Directions
Output the entries verbatim, including every line.
- - - - - - -
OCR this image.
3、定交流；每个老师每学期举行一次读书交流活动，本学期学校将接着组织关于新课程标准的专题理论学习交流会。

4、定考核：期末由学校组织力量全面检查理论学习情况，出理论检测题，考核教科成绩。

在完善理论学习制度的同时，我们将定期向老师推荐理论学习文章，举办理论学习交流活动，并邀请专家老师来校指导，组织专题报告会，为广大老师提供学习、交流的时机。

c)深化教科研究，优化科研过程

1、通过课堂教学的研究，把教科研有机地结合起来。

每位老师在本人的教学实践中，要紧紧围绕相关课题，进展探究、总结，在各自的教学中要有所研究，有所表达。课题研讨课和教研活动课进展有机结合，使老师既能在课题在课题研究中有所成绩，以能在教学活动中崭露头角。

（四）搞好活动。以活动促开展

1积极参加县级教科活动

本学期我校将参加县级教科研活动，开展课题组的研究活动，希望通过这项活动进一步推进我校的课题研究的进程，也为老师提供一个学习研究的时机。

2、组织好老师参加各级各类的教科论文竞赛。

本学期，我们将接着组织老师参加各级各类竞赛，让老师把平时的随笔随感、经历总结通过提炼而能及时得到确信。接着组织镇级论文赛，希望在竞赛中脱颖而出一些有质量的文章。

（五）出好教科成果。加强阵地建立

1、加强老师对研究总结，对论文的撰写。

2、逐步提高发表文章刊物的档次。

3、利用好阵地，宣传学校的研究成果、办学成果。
- - - - - - -
Full output
OCR this image.
3、定交流；每个老师每学期举行一次读书交流活动，本学期学校将接着组织关于新课程标准的专题理论学习交流会。

4、定考核：期末由学校组织力量全面检查理论学习情况，出理论检测题，考核教科成绩。

在完善理论学习制度的同时，我们将定期向老师推荐理论学习文章，举办理论学习交流活动，并邀请专家老师来校指导，组织专题报告会，为广大老师提供学习、交流的时机。

c)深化教科研究，优化科研过程

1、通过课堂教学的研究，把教科研有机地结合起来。

每位老师在本人的教学实践中，要紧紧围绕相关课题，进展探究、总结，在各自的教学中要有所研究，有所表达。课题研讨课和教研活动课进展有机结合，使老师既能在课题在课题研究中有所成绩，以能在教学活动中崭露头角。

（四）搞好活动。以活动促开展

1积极参加县级教科活动

本学期我校将参加县级教科研活动，开展课题组的研究活动，希望通过这项活动进一步推进我校的课题研究的进程，也为老师提供一个学习研究的时机。

2、组织好老师参加各级各类的教科论文竞赛。

本学期，我们将接着组织老师参加各级各类竞赛，让老师把平时的随笔随感、经历总结通过提炼而能及时得到确信。接着组织镇级论文赛，希望在竞赛中脱颖而出一些有质量的文章。

（五）出好教科成果。加强阵地建立

1、加强老师对研究总结，对论文的撰写。

2、逐步提高发表文章刊物的档次。

3、利用好阵地，宣传学校的研究成果、办学成果。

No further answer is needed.